Exercise objective - Make an exact copy of the lines, leaving the pictures out.

Working data -
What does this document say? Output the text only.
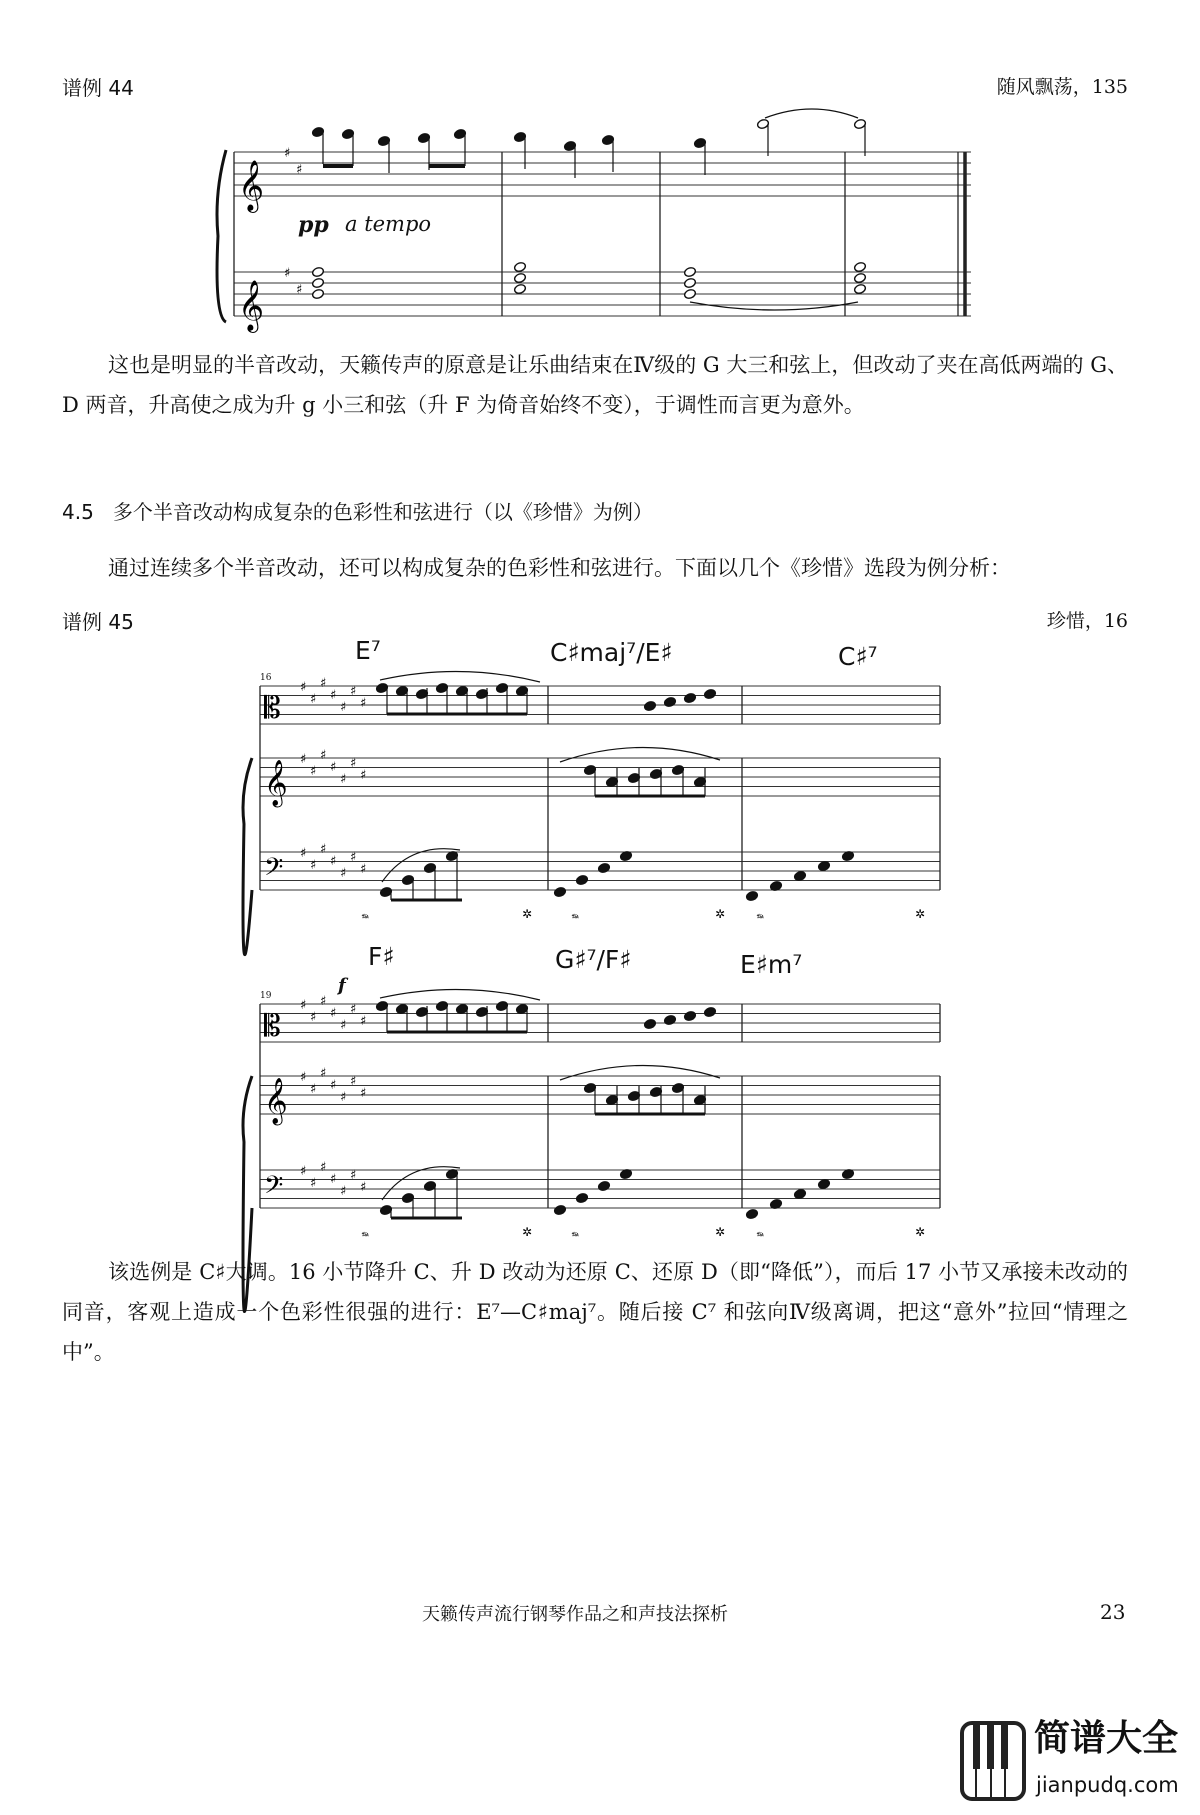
谱例 44	随风飘荡，135
𝄞
𝄞
♯
♯
♯
♯
𝄡
𝄞
𝄢
♯
♯
♯
♯
♯
♯
♯
♯
♯
♯
♯
♯
♯
♯
♯
♯
♯
♯
♯
♯
♯
𝆮	𝆮	𝆮
✲	✲	✲
𝄡
𝄞
𝄢
♯
♯
♯
♯
♯
♯
♯
♯
♯
♯
♯
♯
♯
♯
♯
♯
♯
♯
♯
♯
♯
𝆮	𝆮	𝆮
✲	✲	✲
pp a tempo
这也是明显的半音改动，天籁传声的原意是让乐曲结束在Ⅳ级的 G 大三和弦上，但改动了夹在高低两端的 G、D 两音，升高使之成为升 g 小三和弦（升 F 为倚音始终不变），于调性而言更为意外。
4.5 多个半音改动构成复杂的色彩性和弦进行（以《珍惜》为例）
通过连续多个半音改动，还可以构成复杂的色彩性和弦进行。下面以几个《珍惜》选段为例分析：
谱例 45	珍惜，16
E⁷	C♯maj⁷/E♯	C♯⁷
16
F♯	G♯⁷/F♯	E♯m⁷
f
19
该选例是 C♯大调。16 小节降升 C、升 D 改动为还原 C、还原 D（即“降低”），而后 17 小节又承接未改动的同音，客观上造成一个色彩性很强的进行：E⁷—C♯maj⁷。随后接 C⁷ 和弦向Ⅳ级离调，把这“意外”拉回“情理之中”。
天籁传声流行钢琴作品之和声技法探析	23
简谱大全
jianpudq.com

Solution to the problem -
What does this document say? Output the text only.
谱例 44	随风飘荡，135
𝄞
𝄞
♯
♯
♯
♯
𝄡
𝄞
𝄢
♯
♯
♯
♯
♯
♯
♯
♯
♯
♯
♯
♯
♯
♯
♯
♯
♯
♯
♯
♯
♯
𝆮	𝆮	𝆮
✲	✲	✲
𝄡
𝄞
𝄢
♯
♯
♯
♯
♯
♯
♯
♯
♯
♯
♯
♯
♯
♯
♯
♯
♯
♯
♯
♯
♯
𝆮	𝆮	𝆮
✲	✲	✲
pp a tempo
这也是明显的半音改动，天籁传声的原意是让乐曲结束在Ⅳ级的 G 大三和弦上，但改动了夹在高低两端的 G、D 两音，升高使之成为升 g 小三和弦（升 F 为倚音始终不变），于调性而言更为意外。
4.5 多个半音改动构成复杂的色彩性和弦进行（以《珍惜》为例）
通过连续多个半音改动，还可以构成复杂的色彩性和弦进行。下面以几个《珍惜》选段为例分析：
谱例 45	珍惜，16
E⁷	C♯maj⁷/E♯	C♯⁷
16
F♯	G♯⁷/F♯	E♯m⁷
f
19
该选例是 C♯大调。16 小节降升 C、升 D 改动为还原 C、还原 D（即“降低”），而后 17 小节又承接未改动的同音，客观上造成一个色彩性很强的进行：E⁷—C♯maj⁷。随后接 C⁷ 和弦向Ⅳ级离调，把这“意外”拉回“情理之中”。
天籁传声流行钢琴作品之和声技法探析	23
简谱大全
jianpudq.com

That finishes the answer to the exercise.